◆ Brief ◆
Only the number is wanted: tally the lines below that contain the word "Class".

◆ Listed entries ◆
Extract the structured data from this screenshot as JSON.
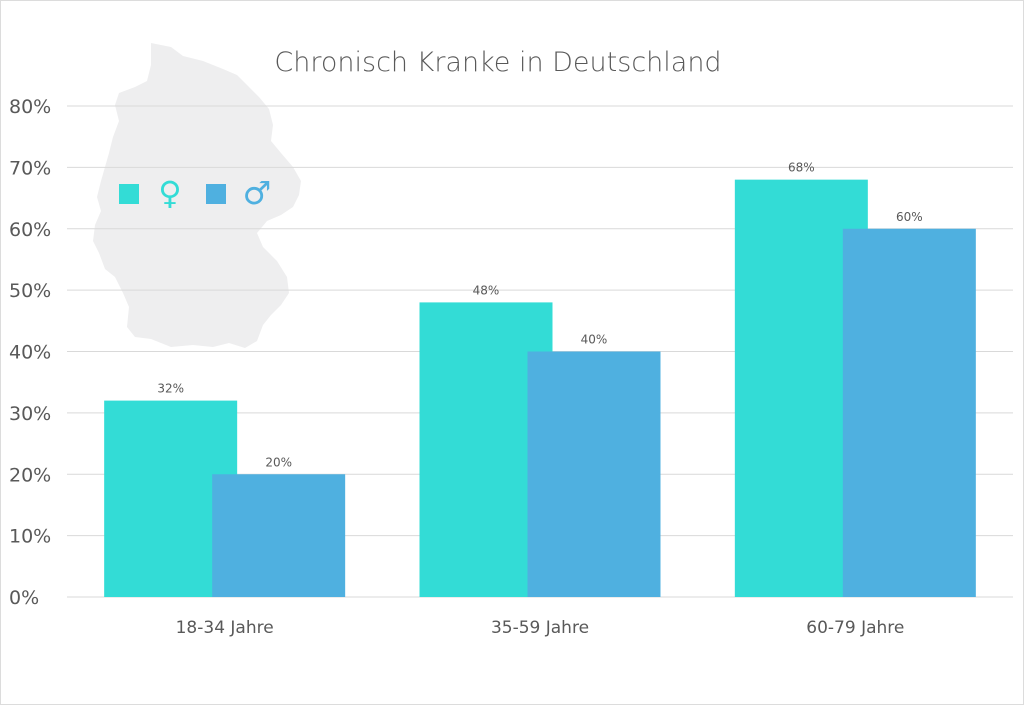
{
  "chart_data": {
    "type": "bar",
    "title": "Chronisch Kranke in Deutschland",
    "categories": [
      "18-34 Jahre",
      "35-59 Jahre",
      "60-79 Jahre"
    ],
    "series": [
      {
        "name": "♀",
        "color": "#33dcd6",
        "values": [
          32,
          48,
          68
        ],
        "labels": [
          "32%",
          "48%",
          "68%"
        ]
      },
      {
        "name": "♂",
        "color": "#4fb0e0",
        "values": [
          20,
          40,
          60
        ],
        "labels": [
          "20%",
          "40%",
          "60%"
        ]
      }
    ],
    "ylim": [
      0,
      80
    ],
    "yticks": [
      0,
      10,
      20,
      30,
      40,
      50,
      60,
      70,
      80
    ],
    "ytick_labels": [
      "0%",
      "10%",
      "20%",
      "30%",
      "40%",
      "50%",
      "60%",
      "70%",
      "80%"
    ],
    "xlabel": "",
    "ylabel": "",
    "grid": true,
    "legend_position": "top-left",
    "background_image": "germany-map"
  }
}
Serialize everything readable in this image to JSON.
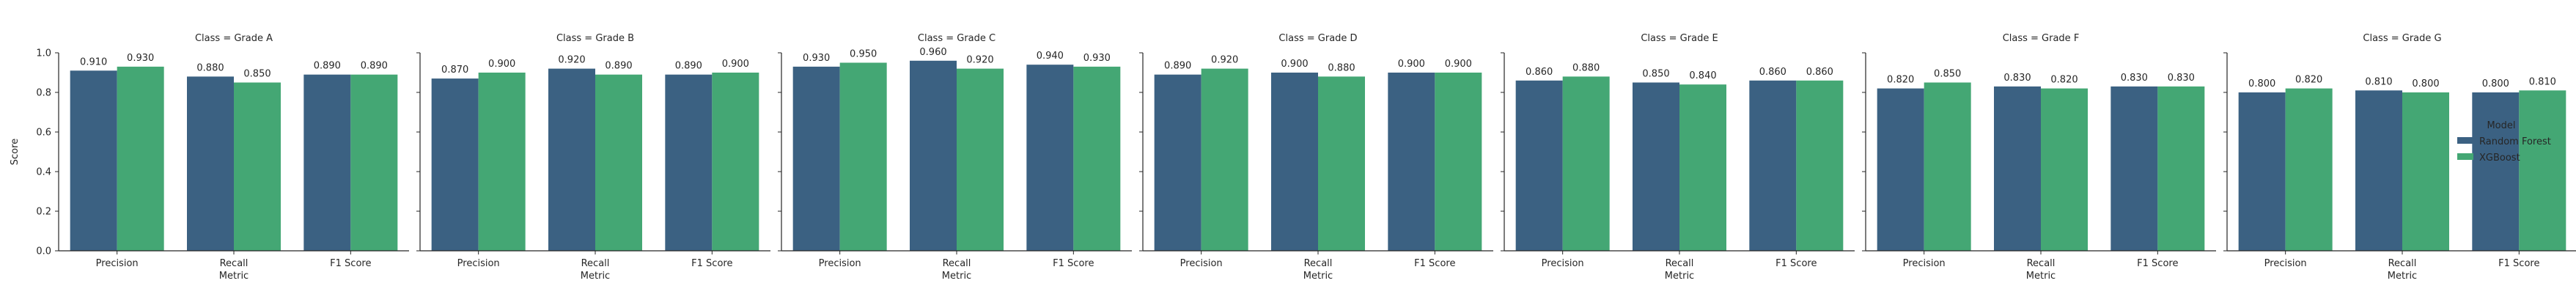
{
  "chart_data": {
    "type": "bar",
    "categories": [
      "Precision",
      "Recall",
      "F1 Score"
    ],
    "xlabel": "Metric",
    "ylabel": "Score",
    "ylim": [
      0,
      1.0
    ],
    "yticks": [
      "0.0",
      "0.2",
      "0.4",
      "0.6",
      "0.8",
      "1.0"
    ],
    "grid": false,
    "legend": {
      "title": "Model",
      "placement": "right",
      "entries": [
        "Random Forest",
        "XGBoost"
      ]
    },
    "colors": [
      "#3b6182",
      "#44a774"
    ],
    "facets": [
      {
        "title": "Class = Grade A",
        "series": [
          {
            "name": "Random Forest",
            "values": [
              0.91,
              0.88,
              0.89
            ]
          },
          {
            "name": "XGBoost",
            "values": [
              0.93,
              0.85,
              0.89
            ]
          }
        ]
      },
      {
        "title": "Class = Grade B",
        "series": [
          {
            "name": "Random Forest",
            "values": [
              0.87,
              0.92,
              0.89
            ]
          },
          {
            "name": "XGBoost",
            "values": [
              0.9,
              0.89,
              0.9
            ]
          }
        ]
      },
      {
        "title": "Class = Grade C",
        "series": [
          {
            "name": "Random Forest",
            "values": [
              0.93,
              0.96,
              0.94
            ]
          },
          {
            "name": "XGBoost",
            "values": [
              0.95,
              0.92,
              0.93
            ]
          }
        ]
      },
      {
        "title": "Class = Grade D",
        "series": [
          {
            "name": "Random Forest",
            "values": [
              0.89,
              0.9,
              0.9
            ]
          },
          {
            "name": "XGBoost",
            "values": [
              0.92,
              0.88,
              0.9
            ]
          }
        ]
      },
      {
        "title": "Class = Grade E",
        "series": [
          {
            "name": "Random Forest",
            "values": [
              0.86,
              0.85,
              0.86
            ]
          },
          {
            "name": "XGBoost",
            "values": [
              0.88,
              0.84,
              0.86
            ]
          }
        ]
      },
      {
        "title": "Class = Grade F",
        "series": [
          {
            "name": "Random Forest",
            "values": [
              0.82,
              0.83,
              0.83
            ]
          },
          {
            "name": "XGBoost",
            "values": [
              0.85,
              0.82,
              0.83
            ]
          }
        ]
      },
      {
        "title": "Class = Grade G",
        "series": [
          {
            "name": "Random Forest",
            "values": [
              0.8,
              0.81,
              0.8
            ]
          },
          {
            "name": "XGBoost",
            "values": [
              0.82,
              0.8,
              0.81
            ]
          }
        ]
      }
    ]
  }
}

◆ Result of the task ◆
7